## start GIVEN INFORMATION
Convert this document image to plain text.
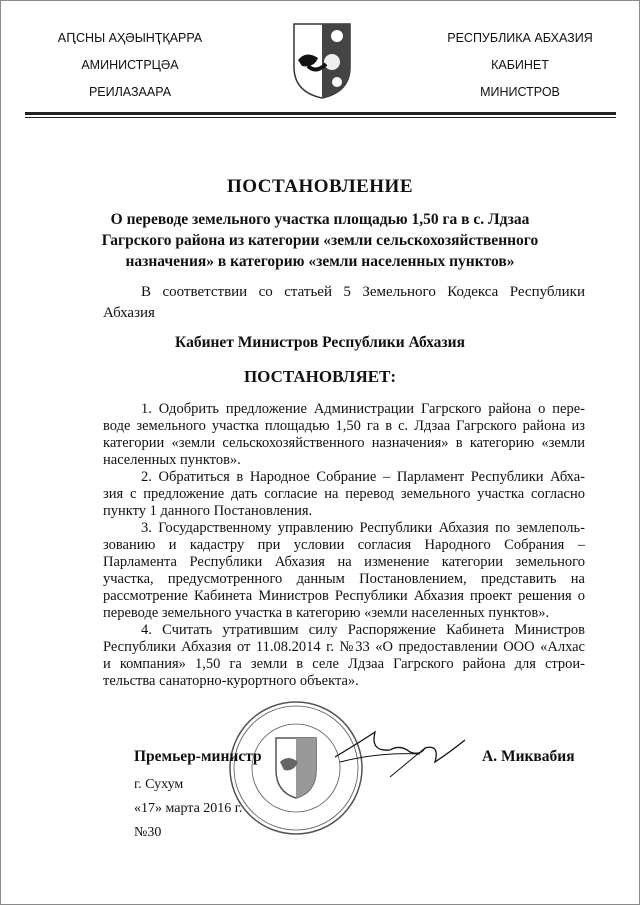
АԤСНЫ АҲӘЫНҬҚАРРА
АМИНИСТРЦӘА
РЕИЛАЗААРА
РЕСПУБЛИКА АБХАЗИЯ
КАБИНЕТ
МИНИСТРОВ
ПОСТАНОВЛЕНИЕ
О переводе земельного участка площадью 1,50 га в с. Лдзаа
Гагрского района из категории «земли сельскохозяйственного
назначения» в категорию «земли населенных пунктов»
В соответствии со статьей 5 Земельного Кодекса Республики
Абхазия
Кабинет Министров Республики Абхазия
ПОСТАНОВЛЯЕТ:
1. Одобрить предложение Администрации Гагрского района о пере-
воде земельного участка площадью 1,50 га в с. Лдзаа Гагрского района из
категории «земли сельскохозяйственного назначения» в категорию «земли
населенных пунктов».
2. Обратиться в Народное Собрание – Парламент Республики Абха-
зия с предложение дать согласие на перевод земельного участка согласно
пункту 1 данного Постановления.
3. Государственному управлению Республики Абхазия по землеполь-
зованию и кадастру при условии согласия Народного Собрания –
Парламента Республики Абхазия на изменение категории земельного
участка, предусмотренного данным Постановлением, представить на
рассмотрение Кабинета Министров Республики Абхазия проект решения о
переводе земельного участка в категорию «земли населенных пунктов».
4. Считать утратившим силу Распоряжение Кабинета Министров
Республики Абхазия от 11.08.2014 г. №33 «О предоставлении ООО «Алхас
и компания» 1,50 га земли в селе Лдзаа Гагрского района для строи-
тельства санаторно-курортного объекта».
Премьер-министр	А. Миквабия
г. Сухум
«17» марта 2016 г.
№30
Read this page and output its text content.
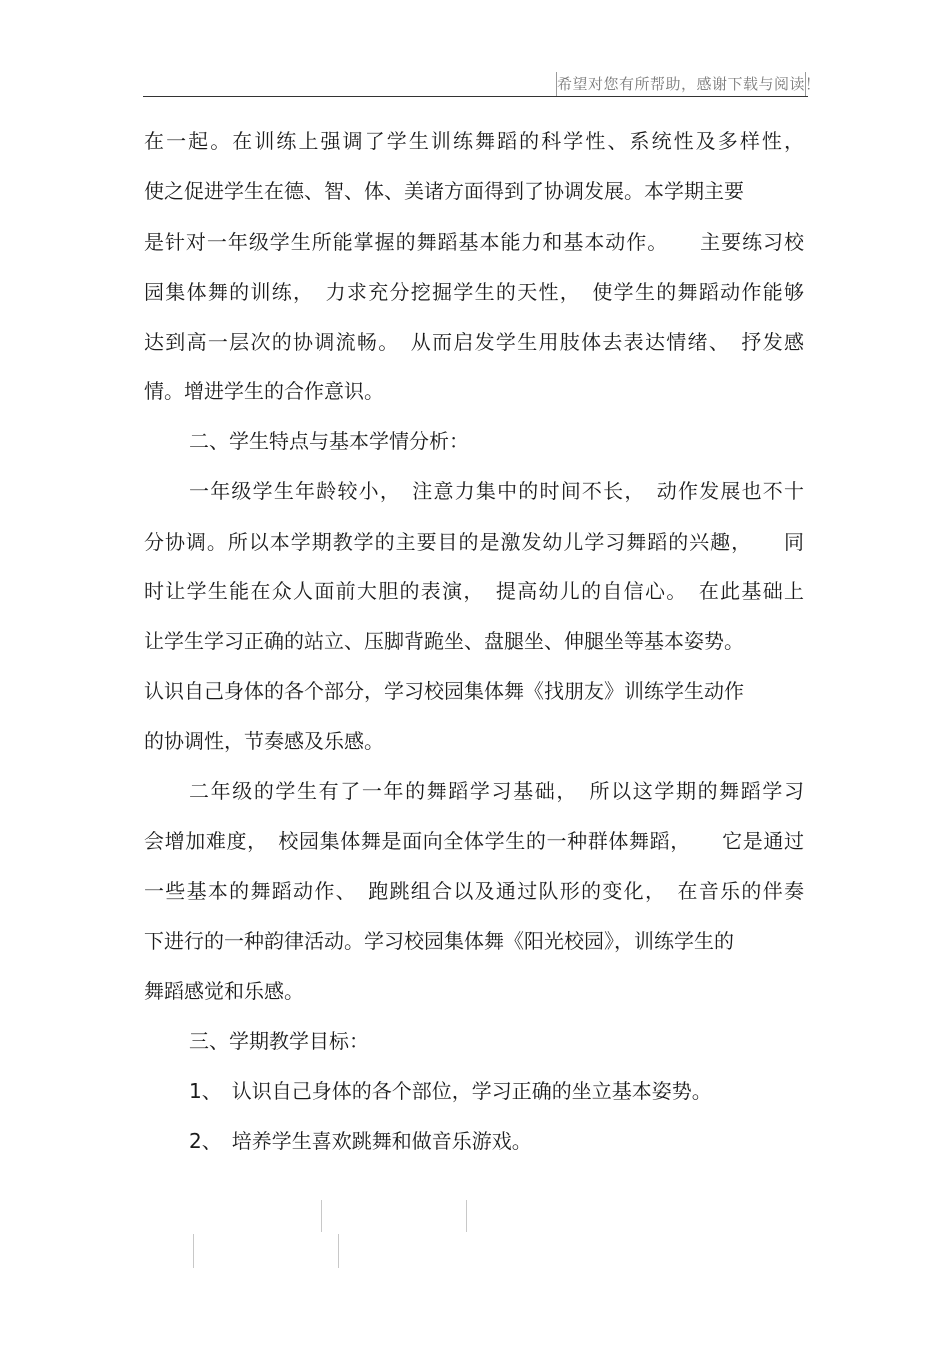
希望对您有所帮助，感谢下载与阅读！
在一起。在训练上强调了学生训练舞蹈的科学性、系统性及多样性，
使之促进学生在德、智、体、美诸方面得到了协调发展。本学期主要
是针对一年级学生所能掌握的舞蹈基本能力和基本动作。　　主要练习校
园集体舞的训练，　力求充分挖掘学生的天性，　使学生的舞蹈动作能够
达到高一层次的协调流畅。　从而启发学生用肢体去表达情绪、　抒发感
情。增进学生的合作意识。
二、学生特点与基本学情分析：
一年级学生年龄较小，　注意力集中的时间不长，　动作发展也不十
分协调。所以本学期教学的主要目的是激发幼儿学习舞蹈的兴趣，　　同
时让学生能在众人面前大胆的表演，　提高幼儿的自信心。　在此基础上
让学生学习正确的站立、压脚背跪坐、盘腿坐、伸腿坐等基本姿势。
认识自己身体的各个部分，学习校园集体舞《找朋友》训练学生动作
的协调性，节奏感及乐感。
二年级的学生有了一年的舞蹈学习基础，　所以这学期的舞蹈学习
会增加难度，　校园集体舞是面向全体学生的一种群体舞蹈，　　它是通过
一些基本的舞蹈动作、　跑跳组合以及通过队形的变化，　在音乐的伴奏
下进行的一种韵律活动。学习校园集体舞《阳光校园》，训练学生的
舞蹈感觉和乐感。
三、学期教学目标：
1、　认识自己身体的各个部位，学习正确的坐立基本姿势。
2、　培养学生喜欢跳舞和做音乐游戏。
## end GIVEN INFORMATION
Repeat the data exactly, without the pictures.

Convert this document image to plain text.
АԤСНЫ АҲӘЫНҬҚАРРА
АМИНИСТРЦӘА
РЕИЛАЗААРА
РЕСПУБЛИКА АБХАЗИЯ
КАБИНЕТ
МИНИСТРОВ
ПОСТАНОВЛЕНИЕ
О переводе земельного участка площадью 1,50 га в с. Лдзаа
Гагрского района из категории «земли сельскохозяйственного
назначения» в категорию «земли населенных пунктов»
В соответствии со статьей 5 Земельного Кодекса Республики
Абхазия
Кабинет Министров Республики Абхазия
ПОСТАНОВЛЯЕТ:
1. Одобрить предложение Администрации Гагрского района о пере-
воде земельного участка площадью 1,50 га в с. Лдзаа Гагрского района из
категории «земли сельскохозяйственного назначения» в категорию «земли
населенных пунктов».
2. Обратиться в Народное Собрание – Парламент Республики Абха-
зия с предложение дать согласие на перевод земельного участка согласно
пункту 1 данного Постановления.
3. Государственному управлению Республики Абхазия по землеполь-
зованию и кадастру при условии согласия Народного Собрания –
Парламента Республики Абхазия на изменение категории земельного
участка, предусмотренного данным Постановлением, представить на
рассмотрение Кабинета Министров Республики Абхазия проект решения о
переводе земельного участка в категорию «земли населенных пунктов».
4. Считать утратившим силу Распоряжение Кабинета Министров
Республики Абхазия от 11.08.2014 г. №33 «О предоставлении ООО «Алхас
и компания» 1,50 га земли в селе Лдзаа Гагрского района для строи-
тельства санаторно-курортного объекта».
Премьер-министр	А. Миквабия
г. Сухум
«17» марта 2016 г.
№30
Read this page and output its text content.
希望对您有所帮助，感谢下载与阅读！
在一起。在训练上强调了学生训练舞蹈的科学性、系统性及多样性，
使之促进学生在德、智、体、美诸方面得到了协调发展。本学期主要
是针对一年级学生所能掌握的舞蹈基本能力和基本动作。　　主要练习校
园集体舞的训练，　力求充分挖掘学生的天性，　使学生的舞蹈动作能够
达到高一层次的协调流畅。　从而启发学生用肢体去表达情绪、　抒发感
情。增进学生的合作意识。
二、学生特点与基本学情分析：
一年级学生年龄较小，　注意力集中的时间不长，　动作发展也不十
分协调。所以本学期教学的主要目的是激发幼儿学习舞蹈的兴趣，　　同
时让学生能在众人面前大胆的表演，　提高幼儿的自信心。　在此基础上
让学生学习正确的站立、压脚背跪坐、盘腿坐、伸腿坐等基本姿势。
认识自己身体的各个部分，学习校园集体舞《找朋友》训练学生动作
的协调性，节奏感及乐感。
二年级的学生有了一年的舞蹈学习基础，　所以这学期的舞蹈学习
会增加难度，　校园集体舞是面向全体学生的一种群体舞蹈，　　它是通过
一些基本的舞蹈动作、　跑跳组合以及通过队形的变化，　在音乐的伴奏
下进行的一种韵律活动。学习校园集体舞《阳光校园》，训练学生的
舞蹈感觉和乐感。
三、学期教学目标：
1、　认识自己身体的各个部位，学习正确的坐立基本姿势。
2、　培养学生喜欢跳舞和做音乐游戏。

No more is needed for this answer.